[Records from a data collection]
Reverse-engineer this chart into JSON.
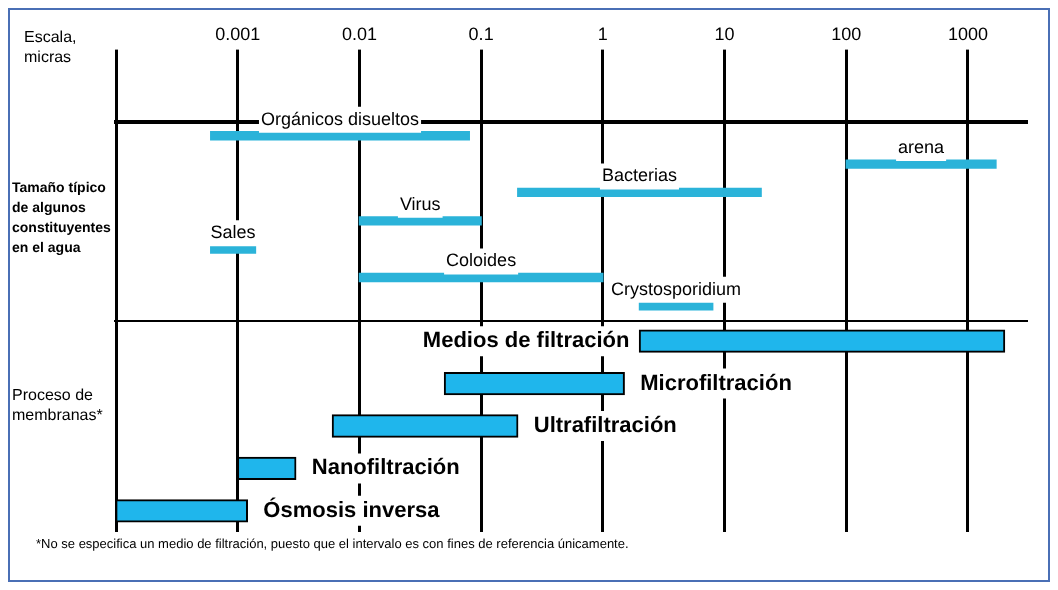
{
  "chart_data": [
    {
      "type": "bar",
      "orientation": "horizontal",
      "xlabel": "Escala, micras",
      "categories": [
        null,
        null,
        null,
        null,
        null,
        null,
        null
      ],
      "log": "x",
      "xlim": [
        0.0001,
        3000
      ],
      "xticks": [
        {
          "value": 0.0001,
          "label": null
        },
        0.001,
        0.01,
        0.1,
        1,
        10,
        100,
        1000
      ],
      "grid": "x",
      "legend": false,
      "annotations": [
        "Tamaño típico de algunos constituyentes en el agua"
      ],
      "base": [
        0.0006,
        100,
        0.2,
        0.01,
        0.0006,
        0.01,
        2
      ],
      "values": [
        0.0794,
        1600,
        19.8,
        0.09,
        0.0008,
        0.99,
        6
      ],
      "color": "#2bb3d9",
      "value_labels": [
        "Orgánicos disueltos",
        "arena",
        "Bacterias",
        "Virus",
        "Sales",
        "Coloides",
        "Crystosporidium"
      ]
    },
    {
      "type": "bar",
      "orientation": "horizontal",
      "categories": [
        null,
        null,
        null,
        null,
        null
      ],
      "log": "x",
      "xlim": [
        0.0001,
        3000
      ],
      "xticks": [
        {
          "value": 0.0001,
          "label": null
        },
        0.001,
        0.01,
        0.1,
        1,
        10,
        100,
        1000
      ],
      "tick_labels": false,
      "grid": "x",
      "legend": false,
      "annotations": [
        "Proceso de membranas*",
        "*No se especifica un medio de filtración, puesto que el intervalo es con fines de referencia únicamente."
      ],
      "base": [
        2,
        0.05,
        0.006,
        0.001,
        0.0001
      ],
      "values": [
        1998,
        1.45,
        0.194,
        0.002,
        0.0011
      ],
      "color": "#1fb6ec",
      "value_labels": [
        "Medios de filtración",
        "Microfiltración",
        "Ultrafiltración",
        "Nanofiltración",
        "Ósmosis inversa"
      ]
    }
  ]
}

# PROBLEM TO WORK ON
Go through the entries above and print each one exactly, minus the pictures.

# OUTPUT OF THE EXERCISE
Reverse-engineer this chart into JSON.
{
  "chart_data": [
    {
      "type": "bar",
      "orientation": "horizontal",
      "xlabel": "Escala, micras",
      "categories": [
        null,
        null,
        null,
        null,
        null,
        null,
        null
      ],
      "log": "x",
      "xlim": [
        0.0001,
        3000
      ],
      "xticks": [
        {
          "value": 0.0001,
          "label": null
        },
        0.001,
        0.01,
        0.1,
        1,
        10,
        100,
        1000
      ],
      "grid": "x",
      "legend": false,
      "annotations": [
        "Tamaño típico de algunos constituyentes en el agua"
      ],
      "base": [
        0.0006,
        100,
        0.2,
        0.01,
        0.0006,
        0.01,
        2
      ],
      "values": [
        0.0794,
        1600,
        19.8,
        0.09,
        0.0008,
        0.99,
        6
      ],
      "color": "#2bb3d9",
      "value_labels": [
        "Orgánicos disueltos",
        "arena",
        "Bacterias",
        "Virus",
        "Sales",
        "Coloides",
        "Crystosporidium"
      ]
    },
    {
      "type": "bar",
      "orientation": "horizontal",
      "categories": [
        null,
        null,
        null,
        null,
        null
      ],
      "log": "x",
      "xlim": [
        0.0001,
        3000
      ],
      "xticks": [
        {
          "value": 0.0001,
          "label": null
        },
        0.001,
        0.01,
        0.1,
        1,
        10,
        100,
        1000
      ],
      "tick_labels": false,
      "grid": "x",
      "legend": false,
      "annotations": [
        "Proceso de membranas*",
        "*No se especifica un medio de filtración, puesto que el intervalo es con fines de referencia únicamente."
      ],
      "base": [
        2,
        0.05,
        0.006,
        0.001,
        0.0001
      ],
      "values": [
        1998,
        1.45,
        0.194,
        0.002,
        0.0011
      ],
      "color": "#1fb6ec",
      "value_labels": [
        "Medios de filtración",
        "Microfiltración",
        "Ultrafiltración",
        "Nanofiltración",
        "Ósmosis inversa"
      ]
    }
  ]
}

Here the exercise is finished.